## Data listing
☆ ☆ ☆

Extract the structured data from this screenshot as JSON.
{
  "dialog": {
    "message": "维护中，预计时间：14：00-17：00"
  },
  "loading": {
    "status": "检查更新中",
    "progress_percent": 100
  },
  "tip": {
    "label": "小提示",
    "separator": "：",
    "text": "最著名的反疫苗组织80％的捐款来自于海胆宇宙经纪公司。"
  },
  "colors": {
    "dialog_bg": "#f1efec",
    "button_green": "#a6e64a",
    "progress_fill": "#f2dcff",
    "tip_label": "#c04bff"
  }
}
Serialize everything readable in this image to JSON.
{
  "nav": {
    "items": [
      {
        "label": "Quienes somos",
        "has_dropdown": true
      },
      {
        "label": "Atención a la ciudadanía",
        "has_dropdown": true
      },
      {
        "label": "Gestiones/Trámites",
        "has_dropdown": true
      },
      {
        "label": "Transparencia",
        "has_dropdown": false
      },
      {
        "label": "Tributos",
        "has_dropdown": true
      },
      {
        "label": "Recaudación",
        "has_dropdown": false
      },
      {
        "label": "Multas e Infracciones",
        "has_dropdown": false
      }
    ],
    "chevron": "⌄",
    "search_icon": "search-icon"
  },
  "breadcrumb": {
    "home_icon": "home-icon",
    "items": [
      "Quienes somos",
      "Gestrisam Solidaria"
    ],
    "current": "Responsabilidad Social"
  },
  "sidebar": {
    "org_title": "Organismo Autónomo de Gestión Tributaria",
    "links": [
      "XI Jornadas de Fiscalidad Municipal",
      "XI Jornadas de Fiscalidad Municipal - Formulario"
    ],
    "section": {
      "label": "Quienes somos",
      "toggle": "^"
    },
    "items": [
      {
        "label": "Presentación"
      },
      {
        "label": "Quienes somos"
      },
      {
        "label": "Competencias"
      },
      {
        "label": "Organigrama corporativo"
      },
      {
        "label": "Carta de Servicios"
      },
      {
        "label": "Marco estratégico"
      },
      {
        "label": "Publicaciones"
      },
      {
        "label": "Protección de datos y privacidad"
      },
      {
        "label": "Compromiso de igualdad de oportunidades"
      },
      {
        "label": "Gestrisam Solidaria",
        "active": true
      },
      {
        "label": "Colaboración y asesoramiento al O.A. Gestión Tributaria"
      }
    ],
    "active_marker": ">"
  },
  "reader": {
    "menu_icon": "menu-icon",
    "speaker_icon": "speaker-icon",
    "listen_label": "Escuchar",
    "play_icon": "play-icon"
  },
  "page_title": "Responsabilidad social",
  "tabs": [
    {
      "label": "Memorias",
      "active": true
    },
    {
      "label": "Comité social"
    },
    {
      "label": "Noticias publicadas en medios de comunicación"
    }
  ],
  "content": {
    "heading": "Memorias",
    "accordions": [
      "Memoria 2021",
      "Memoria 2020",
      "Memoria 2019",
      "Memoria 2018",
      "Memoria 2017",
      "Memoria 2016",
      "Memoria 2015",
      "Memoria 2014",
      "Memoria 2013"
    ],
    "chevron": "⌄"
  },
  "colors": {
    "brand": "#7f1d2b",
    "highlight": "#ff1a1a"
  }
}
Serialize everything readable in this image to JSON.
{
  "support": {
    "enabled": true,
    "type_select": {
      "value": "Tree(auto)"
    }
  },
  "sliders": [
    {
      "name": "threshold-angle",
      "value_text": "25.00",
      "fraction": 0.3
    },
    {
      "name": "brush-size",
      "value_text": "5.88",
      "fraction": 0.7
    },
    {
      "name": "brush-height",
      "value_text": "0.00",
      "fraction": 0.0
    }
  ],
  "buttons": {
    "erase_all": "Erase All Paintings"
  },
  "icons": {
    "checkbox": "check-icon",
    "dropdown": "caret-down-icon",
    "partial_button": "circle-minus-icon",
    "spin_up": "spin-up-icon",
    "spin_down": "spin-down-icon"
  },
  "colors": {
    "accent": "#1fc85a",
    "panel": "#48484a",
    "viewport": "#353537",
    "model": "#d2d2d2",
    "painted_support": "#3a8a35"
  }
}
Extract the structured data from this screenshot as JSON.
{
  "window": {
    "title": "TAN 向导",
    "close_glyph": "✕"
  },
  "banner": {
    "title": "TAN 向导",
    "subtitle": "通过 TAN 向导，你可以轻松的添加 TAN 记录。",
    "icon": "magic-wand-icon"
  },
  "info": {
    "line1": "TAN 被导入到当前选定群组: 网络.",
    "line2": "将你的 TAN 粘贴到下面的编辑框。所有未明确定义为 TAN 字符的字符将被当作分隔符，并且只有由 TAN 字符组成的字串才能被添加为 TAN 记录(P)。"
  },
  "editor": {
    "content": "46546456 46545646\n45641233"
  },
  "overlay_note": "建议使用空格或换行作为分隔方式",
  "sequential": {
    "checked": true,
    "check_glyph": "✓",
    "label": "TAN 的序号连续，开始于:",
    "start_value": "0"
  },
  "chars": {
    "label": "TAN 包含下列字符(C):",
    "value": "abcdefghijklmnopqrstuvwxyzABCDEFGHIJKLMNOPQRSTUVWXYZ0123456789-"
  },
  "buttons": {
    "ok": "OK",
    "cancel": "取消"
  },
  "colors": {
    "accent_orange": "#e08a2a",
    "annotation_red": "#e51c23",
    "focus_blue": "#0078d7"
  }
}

☆ ☆ ☆

## WRITTEN TASK
Give the listing above again, word for word.

## COMPLETED EXERCISE
Extract the structured data from this screenshot as JSON.
{
  "dialog": {
    "message": "维护中，预计时间：14：00-17：00"
  },
  "loading": {
    "status": "检查更新中",
    "progress_percent": 100
  },
  "tip": {
    "label": "小提示",
    "separator": "：",
    "text": "最著名的反疫苗组织80％的捐款来自于海胆宇宙经纪公司。"
  },
  "colors": {
    "dialog_bg": "#f1efec",
    "button_green": "#a6e64a",
    "progress_fill": "#f2dcff",
    "tip_label": "#c04bff"
  }
}
Serialize everything readable in this image to JSON.
{
  "nav": {
    "items": [
      {
        "label": "Quienes somos",
        "has_dropdown": true
      },
      {
        "label": "Atención a la ciudadanía",
        "has_dropdown": true
      },
      {
        "label": "Gestiones/Trámites",
        "has_dropdown": true
      },
      {
        "label": "Transparencia",
        "has_dropdown": false
      },
      {
        "label": "Tributos",
        "has_dropdown": true
      },
      {
        "label": "Recaudación",
        "has_dropdown": false
      },
      {
        "label": "Multas e Infracciones",
        "has_dropdown": false
      }
    ],
    "chevron": "⌄",
    "search_icon": "search-icon"
  },
  "breadcrumb": {
    "home_icon": "home-icon",
    "items": [
      "Quienes somos",
      "Gestrisam Solidaria"
    ],
    "current": "Responsabilidad Social"
  },
  "sidebar": {
    "org_title": "Organismo Autónomo de Gestión Tributaria",
    "links": [
      "XI Jornadas de Fiscalidad Municipal",
      "XI Jornadas de Fiscalidad Municipal - Formulario"
    ],
    "section": {
      "label": "Quienes somos",
      "toggle": "^"
    },
    "items": [
      {
        "label": "Presentación"
      },
      {
        "label": "Quienes somos"
      },
      {
        "label": "Competencias"
      },
      {
        "label": "Organigrama corporativo"
      },
      {
        "label": "Carta de Servicios"
      },
      {
        "label": "Marco estratégico"
      },
      {
        "label": "Publicaciones"
      },
      {
        "label": "Protección de datos y privacidad"
      },
      {
        "label": "Compromiso de igualdad de oportunidades"
      },
      {
        "label": "Gestrisam Solidaria",
        "active": true
      },
      {
        "label": "Colaboración y asesoramiento al O.A. Gestión Tributaria"
      }
    ],
    "active_marker": ">"
  },
  "reader": {
    "menu_icon": "menu-icon",
    "speaker_icon": "speaker-icon",
    "listen_label": "Escuchar",
    "play_icon": "play-icon"
  },
  "page_title": "Responsabilidad social",
  "tabs": [
    {
      "label": "Memorias",
      "active": true
    },
    {
      "label": "Comité social"
    },
    {
      "label": "Noticias publicadas en medios de comunicación"
    }
  ],
  "content": {
    "heading": "Memorias",
    "accordions": [
      "Memoria 2021",
      "Memoria 2020",
      "Memoria 2019",
      "Memoria 2018",
      "Memoria 2017",
      "Memoria 2016",
      "Memoria 2015",
      "Memoria 2014",
      "Memoria 2013"
    ],
    "chevron": "⌄"
  },
  "colors": {
    "brand": "#7f1d2b",
    "highlight": "#ff1a1a"
  }
}
Serialize everything readable in this image to JSON.
{
  "support": {
    "enabled": true,
    "type_select": {
      "value": "Tree(auto)"
    }
  },
  "sliders": [
    {
      "name": "threshold-angle",
      "value_text": "25.00",
      "fraction": 0.3
    },
    {
      "name": "brush-size",
      "value_text": "5.88",
      "fraction": 0.7
    },
    {
      "name": "brush-height",
      "value_text": "0.00",
      "fraction": 0.0
    }
  ],
  "buttons": {
    "erase_all": "Erase All Paintings"
  },
  "icons": {
    "checkbox": "check-icon",
    "dropdown": "caret-down-icon",
    "partial_button": "circle-minus-icon",
    "spin_up": "spin-up-icon",
    "spin_down": "spin-down-icon"
  },
  "colors": {
    "accent": "#1fc85a",
    "panel": "#48484a",
    "viewport": "#353537",
    "model": "#d2d2d2",
    "painted_support": "#3a8a35"
  }
}
Extract the structured data from this screenshot as JSON.
{
  "window": {
    "title": "TAN 向导",
    "close_glyph": "✕"
  },
  "banner": {
    "title": "TAN 向导",
    "subtitle": "通过 TAN 向导，你可以轻松的添加 TAN 记录。",
    "icon": "magic-wand-icon"
  },
  "info": {
    "line1": "TAN 被导入到当前选定群组: 网络.",
    "line2": "将你的 TAN 粘贴到下面的编辑框。所有未明确定义为 TAN 字符的字符将被当作分隔符，并且只有由 TAN 字符组成的字串才能被添加为 TAN 记录(P)。"
  },
  "editor": {
    "content": "46546456 46545646\n45641233"
  },
  "overlay_note": "建议使用空格或换行作为分隔方式",
  "sequential": {
    "checked": true,
    "check_glyph": "✓",
    "label": "TAN 的序号连续，开始于:",
    "start_value": "0"
  },
  "chars": {
    "label": "TAN 包含下列字符(C):",
    "value": "abcdefghijklmnopqrstuvwxyzABCDEFGHIJKLMNOPQRSTUVWXYZ0123456789-"
  },
  "buttons": {
    "ok": "OK",
    "cancel": "取消"
  },
  "colors": {
    "accent_orange": "#e08a2a",
    "annotation_red": "#e51c23",
    "focus_blue": "#0078d7"
  }
}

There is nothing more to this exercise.